* **MATERIAL SHOWN**:

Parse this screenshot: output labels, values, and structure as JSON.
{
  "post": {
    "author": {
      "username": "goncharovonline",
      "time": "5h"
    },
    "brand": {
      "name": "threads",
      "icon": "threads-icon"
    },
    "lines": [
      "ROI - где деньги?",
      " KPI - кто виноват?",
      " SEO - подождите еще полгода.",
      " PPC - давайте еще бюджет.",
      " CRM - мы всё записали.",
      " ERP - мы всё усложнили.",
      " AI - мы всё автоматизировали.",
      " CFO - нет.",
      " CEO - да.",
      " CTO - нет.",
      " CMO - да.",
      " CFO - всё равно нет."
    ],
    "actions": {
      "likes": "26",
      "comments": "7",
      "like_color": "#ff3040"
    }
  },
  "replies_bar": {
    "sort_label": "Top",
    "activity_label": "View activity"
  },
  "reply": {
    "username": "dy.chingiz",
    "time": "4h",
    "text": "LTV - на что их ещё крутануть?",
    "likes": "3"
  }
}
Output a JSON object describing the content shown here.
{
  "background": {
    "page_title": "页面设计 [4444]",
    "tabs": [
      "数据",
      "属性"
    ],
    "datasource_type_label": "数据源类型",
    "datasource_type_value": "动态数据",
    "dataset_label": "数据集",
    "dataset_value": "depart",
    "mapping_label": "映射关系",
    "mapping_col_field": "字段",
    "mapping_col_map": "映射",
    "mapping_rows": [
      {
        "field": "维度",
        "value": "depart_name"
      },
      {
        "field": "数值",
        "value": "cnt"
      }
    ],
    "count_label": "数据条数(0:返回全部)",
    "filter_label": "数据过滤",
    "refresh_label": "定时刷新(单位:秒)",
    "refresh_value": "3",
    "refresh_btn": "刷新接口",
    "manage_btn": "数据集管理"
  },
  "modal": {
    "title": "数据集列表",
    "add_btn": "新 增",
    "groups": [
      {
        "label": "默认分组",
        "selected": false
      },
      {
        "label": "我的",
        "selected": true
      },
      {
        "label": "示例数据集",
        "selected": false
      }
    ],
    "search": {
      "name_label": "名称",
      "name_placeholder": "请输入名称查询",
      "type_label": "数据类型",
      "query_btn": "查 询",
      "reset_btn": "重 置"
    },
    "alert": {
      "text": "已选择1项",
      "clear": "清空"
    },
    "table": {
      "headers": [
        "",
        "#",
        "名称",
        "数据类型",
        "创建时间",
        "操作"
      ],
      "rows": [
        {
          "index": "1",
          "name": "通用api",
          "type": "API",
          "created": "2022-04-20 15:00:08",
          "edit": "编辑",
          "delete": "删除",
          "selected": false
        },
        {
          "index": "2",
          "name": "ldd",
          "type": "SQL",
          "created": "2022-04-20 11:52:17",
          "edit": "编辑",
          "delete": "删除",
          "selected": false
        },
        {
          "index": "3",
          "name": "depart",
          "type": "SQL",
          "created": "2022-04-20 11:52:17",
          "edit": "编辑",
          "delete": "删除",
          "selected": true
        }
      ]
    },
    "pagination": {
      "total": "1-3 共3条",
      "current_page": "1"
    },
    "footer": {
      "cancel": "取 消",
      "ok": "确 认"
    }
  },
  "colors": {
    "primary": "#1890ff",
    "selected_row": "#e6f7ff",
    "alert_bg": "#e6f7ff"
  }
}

* **GIVEN PROBLEM**:
Return each entry from the material above exactly as it appears.

* **RESULT FOR THIS EXERCISE**:
Parse this screenshot: output labels, values, and structure as JSON.
{
  "post": {
    "author": {
      "username": "goncharovonline",
      "time": "5h"
    },
    "brand": {
      "name": "threads",
      "icon": "threads-icon"
    },
    "lines": [
      "ROI - где деньги?",
      " KPI - кто виноват?",
      " SEO - подождите еще полгода.",
      " PPC - давайте еще бюджет.",
      " CRM - мы всё записали.",
      " ERP - мы всё усложнили.",
      " AI - мы всё автоматизировали.",
      " CFO - нет.",
      " CEO - да.",
      " CTO - нет.",
      " CMO - да.",
      " CFO - всё равно нет."
    ],
    "actions": {
      "likes": "26",
      "comments": "7",
      "like_color": "#ff3040"
    }
  },
  "replies_bar": {
    "sort_label": "Top",
    "activity_label": "View activity"
  },
  "reply": {
    "username": "dy.chingiz",
    "time": "4h",
    "text": "LTV - на что их ещё крутануть?",
    "likes": "3"
  }
}
Output a JSON object describing the content shown here.
{
  "background": {
    "page_title": "页面设计 [4444]",
    "tabs": [
      "数据",
      "属性"
    ],
    "datasource_type_label": "数据源类型",
    "datasource_type_value": "动态数据",
    "dataset_label": "数据集",
    "dataset_value": "depart",
    "mapping_label": "映射关系",
    "mapping_col_field": "字段",
    "mapping_col_map": "映射",
    "mapping_rows": [
      {
        "field": "维度",
        "value": "depart_name"
      },
      {
        "field": "数值",
        "value": "cnt"
      }
    ],
    "count_label": "数据条数(0:返回全部)",
    "filter_label": "数据过滤",
    "refresh_label": "定时刷新(单位:秒)",
    "refresh_value": "3",
    "refresh_btn": "刷新接口",
    "manage_btn": "数据集管理"
  },
  "modal": {
    "title": "数据集列表",
    "add_btn": "新 增",
    "groups": [
      {
        "label": "默认分组",
        "selected": false
      },
      {
        "label": "我的",
        "selected": true
      },
      {
        "label": "示例数据集",
        "selected": false
      }
    ],
    "search": {
      "name_label": "名称",
      "name_placeholder": "请输入名称查询",
      "type_label": "数据类型",
      "query_btn": "查 询",
      "reset_btn": "重 置"
    },
    "alert": {
      "text": "已选择1项",
      "clear": "清空"
    },
    "table": {
      "headers": [
        "",
        "#",
        "名称",
        "数据类型",
        "创建时间",
        "操作"
      ],
      "rows": [
        {
          "index": "1",
          "name": "通用api",
          "type": "API",
          "created": "2022-04-20 15:00:08",
          "edit": "编辑",
          "delete": "删除",
          "selected": false
        },
        {
          "index": "2",
          "name": "ldd",
          "type": "SQL",
          "created": "2022-04-20 11:52:17",
          "edit": "编辑",
          "delete": "删除",
          "selected": false
        },
        {
          "index": "3",
          "name": "depart",
          "type": "SQL",
          "created": "2022-04-20 11:52:17",
          "edit": "编辑",
          "delete": "删除",
          "selected": true
        }
      ]
    },
    "pagination": {
      "total": "1-3 共3条",
      "current_page": "1"
    },
    "footer": {
      "cancel": "取 消",
      "ok": "确 认"
    }
  },
  "colors": {
    "primary": "#1890ff",
    "selected_row": "#e6f7ff",
    "alert_bg": "#e6f7ff"
  }
}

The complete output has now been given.